What to do: Return the number of lines that contain the word "survey", and return nothing else.

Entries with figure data

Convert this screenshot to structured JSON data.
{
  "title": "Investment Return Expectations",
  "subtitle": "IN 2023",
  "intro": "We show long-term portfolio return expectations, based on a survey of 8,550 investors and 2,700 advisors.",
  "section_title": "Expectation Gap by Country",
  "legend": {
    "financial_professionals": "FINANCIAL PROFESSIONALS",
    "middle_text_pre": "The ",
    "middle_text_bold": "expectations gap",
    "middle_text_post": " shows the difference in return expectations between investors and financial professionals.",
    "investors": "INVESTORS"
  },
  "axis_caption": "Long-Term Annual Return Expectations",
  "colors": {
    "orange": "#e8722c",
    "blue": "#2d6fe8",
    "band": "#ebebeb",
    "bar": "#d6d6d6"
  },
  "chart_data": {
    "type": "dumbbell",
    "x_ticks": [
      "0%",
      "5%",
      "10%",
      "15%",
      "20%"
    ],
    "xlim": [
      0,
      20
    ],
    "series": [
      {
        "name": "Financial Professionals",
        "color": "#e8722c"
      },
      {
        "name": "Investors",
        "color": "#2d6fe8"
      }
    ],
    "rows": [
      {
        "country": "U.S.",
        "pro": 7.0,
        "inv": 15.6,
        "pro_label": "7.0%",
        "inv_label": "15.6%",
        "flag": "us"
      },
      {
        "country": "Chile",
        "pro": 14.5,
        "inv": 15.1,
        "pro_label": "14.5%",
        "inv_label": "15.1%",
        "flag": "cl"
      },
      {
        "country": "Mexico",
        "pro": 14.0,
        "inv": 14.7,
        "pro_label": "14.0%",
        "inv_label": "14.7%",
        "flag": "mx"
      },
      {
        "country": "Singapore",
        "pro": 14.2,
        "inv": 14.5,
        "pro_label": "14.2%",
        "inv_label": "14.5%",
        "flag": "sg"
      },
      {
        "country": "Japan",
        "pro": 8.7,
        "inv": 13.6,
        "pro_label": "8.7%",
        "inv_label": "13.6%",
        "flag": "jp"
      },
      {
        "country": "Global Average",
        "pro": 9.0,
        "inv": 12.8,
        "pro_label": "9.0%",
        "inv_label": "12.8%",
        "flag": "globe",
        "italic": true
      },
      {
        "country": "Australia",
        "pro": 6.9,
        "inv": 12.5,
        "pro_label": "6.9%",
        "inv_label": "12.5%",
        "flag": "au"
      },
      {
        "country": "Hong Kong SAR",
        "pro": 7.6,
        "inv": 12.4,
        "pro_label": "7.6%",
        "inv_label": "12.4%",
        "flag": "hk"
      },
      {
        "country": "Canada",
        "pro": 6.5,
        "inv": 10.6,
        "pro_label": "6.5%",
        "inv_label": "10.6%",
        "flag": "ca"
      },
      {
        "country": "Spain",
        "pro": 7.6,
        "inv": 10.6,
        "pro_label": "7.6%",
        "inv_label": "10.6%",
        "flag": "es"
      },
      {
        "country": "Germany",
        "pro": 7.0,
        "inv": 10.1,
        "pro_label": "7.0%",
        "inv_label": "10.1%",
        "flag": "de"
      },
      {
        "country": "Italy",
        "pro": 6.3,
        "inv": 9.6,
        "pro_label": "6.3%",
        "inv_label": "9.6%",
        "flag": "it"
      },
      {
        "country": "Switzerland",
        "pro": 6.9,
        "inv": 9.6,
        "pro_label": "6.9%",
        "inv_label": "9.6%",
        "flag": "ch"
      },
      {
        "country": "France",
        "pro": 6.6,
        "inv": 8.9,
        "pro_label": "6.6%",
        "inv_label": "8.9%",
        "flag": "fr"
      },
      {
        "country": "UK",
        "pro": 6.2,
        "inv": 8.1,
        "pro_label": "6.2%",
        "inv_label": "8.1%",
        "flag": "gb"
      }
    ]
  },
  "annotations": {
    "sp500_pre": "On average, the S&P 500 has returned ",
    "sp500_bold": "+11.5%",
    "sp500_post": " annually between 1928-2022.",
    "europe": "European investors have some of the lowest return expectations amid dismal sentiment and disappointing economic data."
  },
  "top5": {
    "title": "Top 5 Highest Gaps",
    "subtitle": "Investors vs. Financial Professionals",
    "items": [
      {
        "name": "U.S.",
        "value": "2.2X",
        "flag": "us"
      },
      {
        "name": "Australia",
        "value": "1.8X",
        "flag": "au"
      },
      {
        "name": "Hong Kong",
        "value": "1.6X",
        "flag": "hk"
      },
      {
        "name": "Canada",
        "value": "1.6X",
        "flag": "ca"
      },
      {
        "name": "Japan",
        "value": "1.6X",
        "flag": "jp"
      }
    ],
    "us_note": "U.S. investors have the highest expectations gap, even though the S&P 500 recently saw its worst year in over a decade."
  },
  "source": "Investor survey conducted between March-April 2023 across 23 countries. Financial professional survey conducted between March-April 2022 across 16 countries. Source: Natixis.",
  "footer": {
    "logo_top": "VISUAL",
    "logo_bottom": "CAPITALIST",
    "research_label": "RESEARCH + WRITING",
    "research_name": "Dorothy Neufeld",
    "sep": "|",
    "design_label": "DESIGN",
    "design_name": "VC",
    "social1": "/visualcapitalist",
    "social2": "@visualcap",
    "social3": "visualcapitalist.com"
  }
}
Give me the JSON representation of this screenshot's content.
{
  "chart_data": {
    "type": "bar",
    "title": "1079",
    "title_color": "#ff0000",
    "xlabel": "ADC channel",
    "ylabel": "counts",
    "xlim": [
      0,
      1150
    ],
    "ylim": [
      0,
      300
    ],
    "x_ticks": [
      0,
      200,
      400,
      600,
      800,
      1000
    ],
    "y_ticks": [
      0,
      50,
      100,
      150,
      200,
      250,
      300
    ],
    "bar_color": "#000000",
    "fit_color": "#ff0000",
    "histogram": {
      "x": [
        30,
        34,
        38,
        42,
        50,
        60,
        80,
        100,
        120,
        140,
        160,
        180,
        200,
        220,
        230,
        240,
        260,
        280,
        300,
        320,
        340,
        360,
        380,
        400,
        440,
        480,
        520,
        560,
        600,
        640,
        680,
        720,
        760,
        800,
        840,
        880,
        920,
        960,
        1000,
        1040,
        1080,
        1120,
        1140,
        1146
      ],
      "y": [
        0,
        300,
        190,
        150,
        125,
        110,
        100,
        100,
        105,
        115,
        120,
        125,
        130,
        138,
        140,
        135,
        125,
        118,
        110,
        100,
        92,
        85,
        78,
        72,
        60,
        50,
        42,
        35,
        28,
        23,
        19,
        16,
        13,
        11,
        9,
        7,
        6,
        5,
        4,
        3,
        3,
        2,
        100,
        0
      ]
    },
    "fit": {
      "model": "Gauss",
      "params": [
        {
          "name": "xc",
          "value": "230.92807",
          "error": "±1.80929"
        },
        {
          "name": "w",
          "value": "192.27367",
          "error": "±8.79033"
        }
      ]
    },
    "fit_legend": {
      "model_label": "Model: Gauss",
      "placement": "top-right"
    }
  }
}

Response: 2